- **Exercise task**
Each line containing the word "explorer" needs to be copied.

- **Records for this task**
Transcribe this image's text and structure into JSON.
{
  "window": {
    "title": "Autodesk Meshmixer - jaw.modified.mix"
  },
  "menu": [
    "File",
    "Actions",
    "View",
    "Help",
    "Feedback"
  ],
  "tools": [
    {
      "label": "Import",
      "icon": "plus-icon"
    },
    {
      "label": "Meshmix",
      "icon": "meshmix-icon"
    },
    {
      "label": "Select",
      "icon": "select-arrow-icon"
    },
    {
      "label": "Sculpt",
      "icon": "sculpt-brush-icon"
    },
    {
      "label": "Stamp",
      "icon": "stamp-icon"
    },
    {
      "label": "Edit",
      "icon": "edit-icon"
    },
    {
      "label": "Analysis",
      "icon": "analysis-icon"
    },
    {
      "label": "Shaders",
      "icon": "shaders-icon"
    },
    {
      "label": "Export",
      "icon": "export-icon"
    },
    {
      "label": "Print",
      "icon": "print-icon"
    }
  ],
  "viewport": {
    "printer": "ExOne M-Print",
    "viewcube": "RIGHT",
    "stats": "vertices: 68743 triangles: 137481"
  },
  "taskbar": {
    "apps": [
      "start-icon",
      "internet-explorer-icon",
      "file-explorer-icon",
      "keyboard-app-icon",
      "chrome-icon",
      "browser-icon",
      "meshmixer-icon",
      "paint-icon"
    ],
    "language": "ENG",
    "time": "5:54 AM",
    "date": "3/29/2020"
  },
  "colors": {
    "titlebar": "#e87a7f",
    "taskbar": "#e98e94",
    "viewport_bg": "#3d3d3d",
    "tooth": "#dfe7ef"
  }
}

- **Completed task**
      "internet-explorer-icon",
      "file-explorer-icon",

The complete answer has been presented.